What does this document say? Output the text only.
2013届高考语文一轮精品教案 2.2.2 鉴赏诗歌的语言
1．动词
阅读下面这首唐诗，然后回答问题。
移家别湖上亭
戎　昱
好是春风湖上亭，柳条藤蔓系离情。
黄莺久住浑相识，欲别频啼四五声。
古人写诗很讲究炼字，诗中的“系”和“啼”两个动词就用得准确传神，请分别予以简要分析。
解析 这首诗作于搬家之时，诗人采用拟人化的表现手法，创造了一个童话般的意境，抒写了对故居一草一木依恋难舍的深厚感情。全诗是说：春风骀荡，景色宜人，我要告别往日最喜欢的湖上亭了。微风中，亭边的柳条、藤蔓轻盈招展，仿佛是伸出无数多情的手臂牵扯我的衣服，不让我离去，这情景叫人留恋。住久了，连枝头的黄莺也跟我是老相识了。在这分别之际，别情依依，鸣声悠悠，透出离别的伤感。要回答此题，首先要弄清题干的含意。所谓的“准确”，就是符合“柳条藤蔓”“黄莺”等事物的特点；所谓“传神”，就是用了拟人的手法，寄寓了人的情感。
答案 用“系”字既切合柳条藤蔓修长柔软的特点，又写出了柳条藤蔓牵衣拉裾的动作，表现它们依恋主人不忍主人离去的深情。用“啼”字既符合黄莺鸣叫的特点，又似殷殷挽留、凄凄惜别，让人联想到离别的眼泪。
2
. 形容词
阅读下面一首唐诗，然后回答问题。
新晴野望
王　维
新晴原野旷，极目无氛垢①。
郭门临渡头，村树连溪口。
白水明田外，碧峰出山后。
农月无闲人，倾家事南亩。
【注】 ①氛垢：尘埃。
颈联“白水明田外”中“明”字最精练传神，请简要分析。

==================================================

▸ **The exercise**: Write every record out again, unaltered.

▸ **The result**:
What does this document say? Output the text only.
2013届高考语文一轮精品教案 2.2.2 鉴赏诗歌的语言
1．动词
阅读下面这首唐诗，然后回答问题。
移家别湖上亭
戎　昱
好是春风湖上亭，柳条藤蔓系离情。
黄莺久住浑相识，欲别频啼四五声。
古人写诗很讲究炼字，诗中的“系”和“啼”两个动词就用得准确传神，请分别予以简要分析。
解析 这首诗作于搬家之时，诗人采用拟人化的表现手法，创造了一个童话般的意境，抒写了对故居一草一木依恋难舍的深厚感情。全诗是说：春风骀荡，景色宜人，我要告别往日最喜欢的湖上亭了。微风中，亭边的柳条、藤蔓轻盈招展，仿佛是伸出无数多情的手臂牵扯我的衣服，不让我离去，这情景叫人留恋。住久了，连枝头的黄莺也跟我是老相识了。在这分别之际，别情依依，鸣声悠悠，透出离别的伤感。要回答此题，首先要弄清题干的含意。所谓的“准确”，就是符合“柳条藤蔓”“黄莺”等事物的特点；所谓“传神”，就是用了拟人的手法，寄寓了人的情感。
答案 用“系”字既切合柳条藤蔓修长柔软的特点，又写出了柳条藤蔓牵衣拉裾的动作，表现它们依恋主人不忍主人离去的深情。用“啼”字既符合黄莺鸣叫的特点，又似殷殷挽留、凄凄惜别，让人联想到离别的眼泪。
2
. 形容词
阅读下面一首唐诗，然后回答问题。
新晴野望
王　维
新晴原野旷，极目无氛垢①。
郭门临渡头，村树连溪口。
白水明田外，碧峰出山后。
农月无闲人，倾家事南亩。
【注】 ①氛垢：尘埃。
颈联“白水明田外”中“明”字最精练传神，请简要分析。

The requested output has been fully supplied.